- **GOAL OF THE EXERCISE**
Copy the lines below with "bounding box" substituted for "bbox", changing nothing else. Omit the pictures.

- **RECORDS FOR THE TASK**
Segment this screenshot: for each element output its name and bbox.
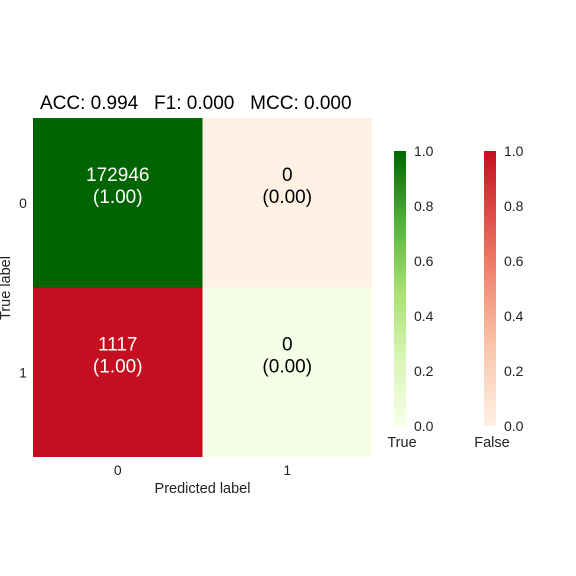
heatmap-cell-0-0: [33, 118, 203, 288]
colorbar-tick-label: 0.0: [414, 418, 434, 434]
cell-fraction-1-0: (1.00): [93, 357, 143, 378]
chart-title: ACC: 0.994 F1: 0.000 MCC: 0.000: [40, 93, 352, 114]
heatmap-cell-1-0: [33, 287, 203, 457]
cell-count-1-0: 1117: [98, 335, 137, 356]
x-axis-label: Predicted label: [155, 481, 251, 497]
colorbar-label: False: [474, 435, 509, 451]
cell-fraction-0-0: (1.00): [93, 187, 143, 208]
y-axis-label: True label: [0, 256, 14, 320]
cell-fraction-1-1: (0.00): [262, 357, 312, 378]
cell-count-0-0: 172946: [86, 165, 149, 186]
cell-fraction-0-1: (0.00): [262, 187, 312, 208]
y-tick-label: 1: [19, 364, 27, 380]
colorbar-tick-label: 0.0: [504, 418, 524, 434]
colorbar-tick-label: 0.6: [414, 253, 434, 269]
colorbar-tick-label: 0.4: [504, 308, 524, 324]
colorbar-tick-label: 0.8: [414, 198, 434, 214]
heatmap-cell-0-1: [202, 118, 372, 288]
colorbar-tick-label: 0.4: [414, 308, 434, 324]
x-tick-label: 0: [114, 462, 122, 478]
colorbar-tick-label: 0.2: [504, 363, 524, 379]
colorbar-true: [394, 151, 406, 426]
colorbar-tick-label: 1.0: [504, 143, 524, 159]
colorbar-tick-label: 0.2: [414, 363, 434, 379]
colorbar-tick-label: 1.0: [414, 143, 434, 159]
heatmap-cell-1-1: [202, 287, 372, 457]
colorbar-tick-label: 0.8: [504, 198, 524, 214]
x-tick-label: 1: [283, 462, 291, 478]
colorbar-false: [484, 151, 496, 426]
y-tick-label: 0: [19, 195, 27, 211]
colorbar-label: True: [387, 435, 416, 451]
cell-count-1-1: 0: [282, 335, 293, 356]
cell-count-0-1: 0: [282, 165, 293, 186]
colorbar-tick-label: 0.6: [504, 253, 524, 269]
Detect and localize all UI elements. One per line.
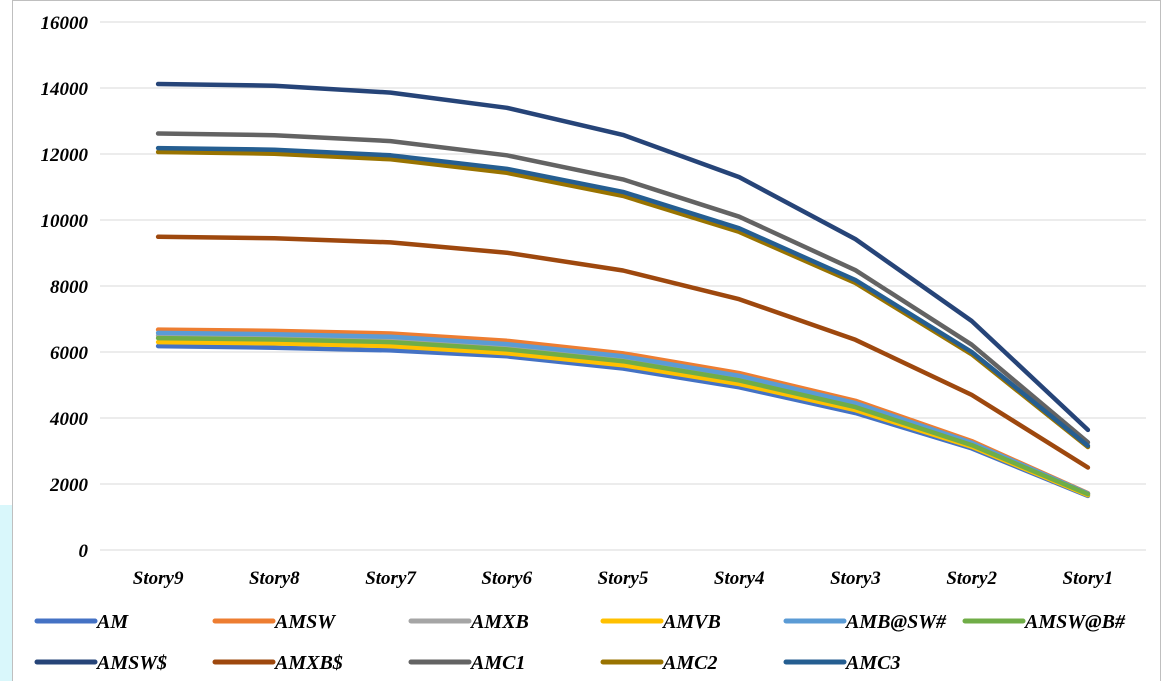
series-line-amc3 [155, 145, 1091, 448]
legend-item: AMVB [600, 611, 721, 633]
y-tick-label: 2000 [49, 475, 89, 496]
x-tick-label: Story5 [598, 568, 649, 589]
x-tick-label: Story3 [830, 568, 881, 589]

- **PROBLEM SOLUTION**
Segment this screenshot: for each element output its name and bounding box.
heatmap-cell-0-0: [33, 118, 203, 288]
colorbar-tick-label: 0.0: [414, 418, 434, 434]
cell-fraction-1-0: (1.00): [93, 357, 143, 378]
chart-title: ACC: 0.994 F1: 0.000 MCC: 0.000: [40, 93, 352, 114]
heatmap-cell-1-0: [33, 287, 203, 457]
cell-count-1-0: 1117: [98, 335, 137, 356]
x-axis-label: Predicted label: [155, 481, 251, 497]
colorbar-label: False: [474, 435, 509, 451]
cell-fraction-0-0: (1.00): [93, 187, 143, 208]
y-axis-label: True label: [0, 256, 14, 320]
cell-fraction-1-1: (0.00): [262, 357, 312, 378]
cell-count-0-0: 172946: [86, 165, 149, 186]
cell-fraction-0-1: (0.00): [262, 187, 312, 208]
y-tick-label: 1: [19, 364, 27, 380]
colorbar-tick-label: 0.0: [504, 418, 524, 434]
colorbar-tick-label: 0.6: [414, 253, 434, 269]
colorbar-tick-label: 0.4: [504, 308, 524, 324]
colorbar-tick-label: 0.8: [414, 198, 434, 214]
heatmap-cell-0-1: [202, 118, 372, 288]
colorbar-tick-label: 0.4: [414, 308, 434, 324]
x-tick-label: 0: [114, 462, 122, 478]
colorbar-tick-label: 0.2: [504, 363, 524, 379]
colorbar-true: [394, 151, 406, 426]
colorbar-tick-label: 1.0: [504, 143, 524, 159]
colorbar-tick-label: 0.2: [414, 363, 434, 379]
colorbar-tick-label: 1.0: [414, 143, 434, 159]
heatmap-cell-1-1: [202, 287, 372, 457]
colorbar-tick-label: 0.8: [504, 198, 524, 214]
x-tick-label: 1: [283, 462, 291, 478]
colorbar-false: [484, 151, 496, 426]
y-tick-label: 0: [19, 195, 27, 211]
colorbar-label: True: [387, 435, 416, 451]
cell-count-1-1: 0: [282, 335, 293, 356]
cell-count-0-1: 0: [282, 165, 293, 186]
colorbar-tick-label: 0.6: [504, 253, 524, 269]
Detect and localize all UI elements. One per line.
series-line-amc3 [155, 145, 1091, 448]
legend-item: AMVB [600, 611, 721, 633]
y-tick-label: 2000 [49, 475, 89, 496]
x-tick-label: Story5 [598, 568, 649, 589]
x-tick-label: Story3 [830, 568, 881, 589]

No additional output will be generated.